--- begin Data for the task ---

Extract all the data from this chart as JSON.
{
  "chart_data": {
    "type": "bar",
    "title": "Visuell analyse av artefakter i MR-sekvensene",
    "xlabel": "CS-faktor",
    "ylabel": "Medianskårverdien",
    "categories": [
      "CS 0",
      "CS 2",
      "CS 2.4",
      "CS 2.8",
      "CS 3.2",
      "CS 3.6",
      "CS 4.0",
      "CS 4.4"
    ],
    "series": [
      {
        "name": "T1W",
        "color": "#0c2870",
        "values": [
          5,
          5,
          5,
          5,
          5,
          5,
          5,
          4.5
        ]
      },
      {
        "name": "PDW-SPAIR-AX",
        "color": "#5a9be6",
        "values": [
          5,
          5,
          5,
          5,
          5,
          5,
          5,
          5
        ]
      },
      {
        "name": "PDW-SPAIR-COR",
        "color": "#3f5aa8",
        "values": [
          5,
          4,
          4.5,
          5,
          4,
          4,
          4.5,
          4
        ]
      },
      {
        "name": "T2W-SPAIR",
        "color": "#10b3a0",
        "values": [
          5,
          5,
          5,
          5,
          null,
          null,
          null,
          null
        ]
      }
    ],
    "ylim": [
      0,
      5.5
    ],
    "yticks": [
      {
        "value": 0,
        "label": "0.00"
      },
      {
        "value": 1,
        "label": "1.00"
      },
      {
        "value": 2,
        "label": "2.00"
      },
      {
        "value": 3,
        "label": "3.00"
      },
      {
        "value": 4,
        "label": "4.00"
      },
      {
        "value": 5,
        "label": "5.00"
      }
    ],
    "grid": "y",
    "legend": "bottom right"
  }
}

--- end Data for the task ---

■ **Short exercise**
Make an exact copy of every entry.

■ **Response to the exercise**
Extract all the data from this chart as JSON.
{
  "chart_data": {
    "type": "bar",
    "title": "Visuell analyse av artefakter i MR-sekvensene",
    "xlabel": "CS-faktor",
    "ylabel": "Medianskårverdien",
    "categories": [
      "CS 0",
      "CS 2",
      "CS 2.4",
      "CS 2.8",
      "CS 3.2",
      "CS 3.6",
      "CS 4.0",
      "CS 4.4"
    ],
    "series": [
      {
        "name": "T1W",
        "color": "#0c2870",
        "values": [
          5,
          5,
          5,
          5,
          5,
          5,
          5,
          4.5
        ]
      },
      {
        "name": "PDW-SPAIR-AX",
        "color": "#5a9be6",
        "values": [
          5,
          5,
          5,
          5,
          5,
          5,
          5,
          5
        ]
      },
      {
        "name": "PDW-SPAIR-COR",
        "color": "#3f5aa8",
        "values": [
          5,
          4,
          4.5,
          5,
          4,
          4,
          4.5,
          4
        ]
      },
      {
        "name": "T2W-SPAIR",
        "color": "#10b3a0",
        "values": [
          5,
          5,
          5,
          5,
          null,
          null,
          null,
          null
        ]
      }
    ],
    "ylim": [
      0,
      5.5
    ],
    "yticks": [
      {
        "value": 0,
        "label": "0.00"
      },
      {
        "value": 1,
        "label": "1.00"
      },
      {
        "value": 2,
        "label": "2.00"
      },
      {
        "value": 3,
        "label": "3.00"
      },
      {
        "value": 4,
        "label": "4.00"
      },
      {
        "value": 5,
        "label": "5.00"
      }
    ],
    "grid": "y",
    "legend": "bottom right"
  }
}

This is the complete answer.